— Begin Supplied material —
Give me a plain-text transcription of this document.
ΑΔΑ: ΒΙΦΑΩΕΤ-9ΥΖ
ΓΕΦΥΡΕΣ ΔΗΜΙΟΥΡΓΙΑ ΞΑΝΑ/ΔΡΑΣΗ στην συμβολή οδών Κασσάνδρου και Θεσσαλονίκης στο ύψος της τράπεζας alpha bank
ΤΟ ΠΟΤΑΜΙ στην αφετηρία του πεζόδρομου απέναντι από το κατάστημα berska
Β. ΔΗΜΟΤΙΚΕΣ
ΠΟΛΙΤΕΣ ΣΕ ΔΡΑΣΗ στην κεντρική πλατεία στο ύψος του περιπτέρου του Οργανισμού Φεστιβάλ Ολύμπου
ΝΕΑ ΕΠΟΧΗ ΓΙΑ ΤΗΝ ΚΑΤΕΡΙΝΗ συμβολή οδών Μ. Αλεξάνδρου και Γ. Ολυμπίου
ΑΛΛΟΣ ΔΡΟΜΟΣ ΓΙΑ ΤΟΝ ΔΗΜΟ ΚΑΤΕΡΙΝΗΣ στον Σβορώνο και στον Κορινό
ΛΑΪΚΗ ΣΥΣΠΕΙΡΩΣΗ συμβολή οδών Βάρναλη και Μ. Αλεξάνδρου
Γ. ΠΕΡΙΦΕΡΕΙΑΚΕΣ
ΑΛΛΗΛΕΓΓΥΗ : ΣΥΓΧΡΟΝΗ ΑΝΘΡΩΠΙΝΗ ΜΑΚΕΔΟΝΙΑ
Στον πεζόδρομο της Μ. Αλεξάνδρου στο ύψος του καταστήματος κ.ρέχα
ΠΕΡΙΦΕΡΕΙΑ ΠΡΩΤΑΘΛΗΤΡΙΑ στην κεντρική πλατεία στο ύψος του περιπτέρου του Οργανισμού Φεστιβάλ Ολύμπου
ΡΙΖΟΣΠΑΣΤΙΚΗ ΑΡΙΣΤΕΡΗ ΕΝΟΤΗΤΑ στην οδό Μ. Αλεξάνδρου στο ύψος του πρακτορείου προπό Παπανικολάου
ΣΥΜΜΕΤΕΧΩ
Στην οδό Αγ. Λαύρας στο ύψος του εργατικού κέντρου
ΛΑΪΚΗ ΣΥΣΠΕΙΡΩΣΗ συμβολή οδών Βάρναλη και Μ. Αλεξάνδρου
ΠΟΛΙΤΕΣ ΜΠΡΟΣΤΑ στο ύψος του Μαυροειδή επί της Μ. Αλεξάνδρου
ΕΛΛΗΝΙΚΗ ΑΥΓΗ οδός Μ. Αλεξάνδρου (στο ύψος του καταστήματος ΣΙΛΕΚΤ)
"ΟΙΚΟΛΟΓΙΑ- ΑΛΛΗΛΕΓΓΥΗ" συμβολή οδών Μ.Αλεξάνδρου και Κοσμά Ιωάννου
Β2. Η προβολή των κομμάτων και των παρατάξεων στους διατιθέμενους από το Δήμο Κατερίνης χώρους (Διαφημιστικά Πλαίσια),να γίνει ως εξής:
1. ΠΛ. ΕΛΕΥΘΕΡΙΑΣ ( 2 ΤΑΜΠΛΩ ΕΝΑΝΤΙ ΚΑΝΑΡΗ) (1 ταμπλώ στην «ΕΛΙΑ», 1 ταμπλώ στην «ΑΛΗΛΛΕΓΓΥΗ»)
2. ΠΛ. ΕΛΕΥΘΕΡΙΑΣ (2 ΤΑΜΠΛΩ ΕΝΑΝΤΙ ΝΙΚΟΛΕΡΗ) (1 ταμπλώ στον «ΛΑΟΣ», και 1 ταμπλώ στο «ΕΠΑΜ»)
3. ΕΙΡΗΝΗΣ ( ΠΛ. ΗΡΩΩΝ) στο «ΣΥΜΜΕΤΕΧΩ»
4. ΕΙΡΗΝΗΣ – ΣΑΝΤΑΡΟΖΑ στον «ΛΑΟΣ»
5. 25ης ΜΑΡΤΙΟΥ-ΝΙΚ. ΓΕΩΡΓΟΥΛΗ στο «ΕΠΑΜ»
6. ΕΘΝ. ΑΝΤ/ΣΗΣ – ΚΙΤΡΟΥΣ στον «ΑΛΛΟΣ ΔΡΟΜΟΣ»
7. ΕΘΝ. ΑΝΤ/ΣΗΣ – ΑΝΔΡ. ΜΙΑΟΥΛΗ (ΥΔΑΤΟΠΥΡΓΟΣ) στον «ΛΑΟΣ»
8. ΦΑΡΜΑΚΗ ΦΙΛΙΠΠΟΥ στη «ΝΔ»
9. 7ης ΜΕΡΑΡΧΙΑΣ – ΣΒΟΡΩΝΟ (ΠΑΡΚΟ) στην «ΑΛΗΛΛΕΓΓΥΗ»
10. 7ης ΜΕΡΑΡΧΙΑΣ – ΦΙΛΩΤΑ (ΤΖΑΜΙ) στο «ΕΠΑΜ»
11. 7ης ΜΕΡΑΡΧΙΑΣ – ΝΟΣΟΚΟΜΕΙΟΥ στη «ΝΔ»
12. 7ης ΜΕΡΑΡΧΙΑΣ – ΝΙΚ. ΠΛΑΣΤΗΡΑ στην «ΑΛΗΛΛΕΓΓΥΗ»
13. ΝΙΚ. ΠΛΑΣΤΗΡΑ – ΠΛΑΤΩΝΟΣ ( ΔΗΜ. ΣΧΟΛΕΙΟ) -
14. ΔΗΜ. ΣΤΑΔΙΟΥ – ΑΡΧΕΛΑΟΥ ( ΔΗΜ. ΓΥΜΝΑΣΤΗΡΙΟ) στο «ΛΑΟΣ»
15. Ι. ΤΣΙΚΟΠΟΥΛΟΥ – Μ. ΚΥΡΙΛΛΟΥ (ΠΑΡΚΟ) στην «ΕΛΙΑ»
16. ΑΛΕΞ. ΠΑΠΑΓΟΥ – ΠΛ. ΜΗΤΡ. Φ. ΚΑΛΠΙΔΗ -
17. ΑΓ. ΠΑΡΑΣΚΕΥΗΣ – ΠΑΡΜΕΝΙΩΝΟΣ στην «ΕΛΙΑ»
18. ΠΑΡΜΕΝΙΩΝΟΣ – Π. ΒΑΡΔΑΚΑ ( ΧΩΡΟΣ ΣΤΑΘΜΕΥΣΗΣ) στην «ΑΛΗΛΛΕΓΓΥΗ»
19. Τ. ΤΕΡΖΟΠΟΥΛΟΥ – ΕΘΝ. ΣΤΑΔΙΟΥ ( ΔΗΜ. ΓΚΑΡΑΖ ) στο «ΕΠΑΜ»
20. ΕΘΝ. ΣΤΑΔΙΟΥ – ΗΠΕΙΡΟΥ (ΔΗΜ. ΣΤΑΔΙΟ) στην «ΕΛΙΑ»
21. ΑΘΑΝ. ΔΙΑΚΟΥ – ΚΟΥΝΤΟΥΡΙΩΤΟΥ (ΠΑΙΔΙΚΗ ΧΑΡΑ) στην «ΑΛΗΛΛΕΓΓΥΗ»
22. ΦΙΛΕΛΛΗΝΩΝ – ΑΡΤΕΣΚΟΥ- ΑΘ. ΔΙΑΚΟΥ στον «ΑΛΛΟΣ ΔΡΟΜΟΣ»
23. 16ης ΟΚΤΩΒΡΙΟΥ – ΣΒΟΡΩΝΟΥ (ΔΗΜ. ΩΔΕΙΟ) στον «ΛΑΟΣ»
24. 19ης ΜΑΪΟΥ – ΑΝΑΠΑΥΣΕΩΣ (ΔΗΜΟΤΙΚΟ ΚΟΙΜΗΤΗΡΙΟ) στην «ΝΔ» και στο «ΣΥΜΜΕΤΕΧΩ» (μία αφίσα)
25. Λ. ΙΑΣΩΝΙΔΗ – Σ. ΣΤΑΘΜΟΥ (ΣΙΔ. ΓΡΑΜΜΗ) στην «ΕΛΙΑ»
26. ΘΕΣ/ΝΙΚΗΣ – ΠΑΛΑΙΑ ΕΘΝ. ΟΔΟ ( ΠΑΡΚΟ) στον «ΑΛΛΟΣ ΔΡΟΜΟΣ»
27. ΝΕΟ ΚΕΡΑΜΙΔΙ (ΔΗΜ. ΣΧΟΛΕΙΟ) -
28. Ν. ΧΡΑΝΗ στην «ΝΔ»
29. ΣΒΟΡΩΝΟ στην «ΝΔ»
— End Supplied material —
— Begin Supplied material —
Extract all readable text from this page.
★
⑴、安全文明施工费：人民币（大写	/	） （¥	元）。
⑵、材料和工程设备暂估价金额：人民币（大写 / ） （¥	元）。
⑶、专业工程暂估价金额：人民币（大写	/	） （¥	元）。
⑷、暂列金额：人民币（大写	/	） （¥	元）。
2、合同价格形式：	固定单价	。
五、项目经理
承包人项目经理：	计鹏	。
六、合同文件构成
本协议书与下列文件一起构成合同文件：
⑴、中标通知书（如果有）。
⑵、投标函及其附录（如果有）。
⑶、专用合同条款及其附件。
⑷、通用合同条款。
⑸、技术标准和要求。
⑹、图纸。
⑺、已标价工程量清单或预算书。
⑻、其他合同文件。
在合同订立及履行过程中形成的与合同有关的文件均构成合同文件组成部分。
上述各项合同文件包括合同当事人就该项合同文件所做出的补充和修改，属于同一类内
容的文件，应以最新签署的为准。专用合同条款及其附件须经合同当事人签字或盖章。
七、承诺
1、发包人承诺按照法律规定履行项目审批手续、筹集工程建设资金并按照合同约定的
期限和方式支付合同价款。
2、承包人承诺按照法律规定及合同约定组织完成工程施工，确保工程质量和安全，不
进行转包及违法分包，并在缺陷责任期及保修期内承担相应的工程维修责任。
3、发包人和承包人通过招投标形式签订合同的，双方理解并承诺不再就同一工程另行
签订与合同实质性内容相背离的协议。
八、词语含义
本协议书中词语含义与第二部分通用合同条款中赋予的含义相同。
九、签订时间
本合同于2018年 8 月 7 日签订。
— End Supplied material —
## Given exercise
In the entries above, find each line with the string "ΑΛΛΗΛΕΓΓΥΗ" and copy it.

## Solution for this task
ΑΛΛΗΛΕΓΓΥΗ : ΣΥΓΧΡΟΝΗ ΑΝΘΡΩΠΙΝΗ ΜΑΚΕΔΟΝΙΑ
"ΟΙΚΟΛΟΓΙΑ- ΑΛΛΗΛΕΓΓΥΗ" συμβολή οδών Μ.Αλεξάνδρου και Κοσμά Ιωάννου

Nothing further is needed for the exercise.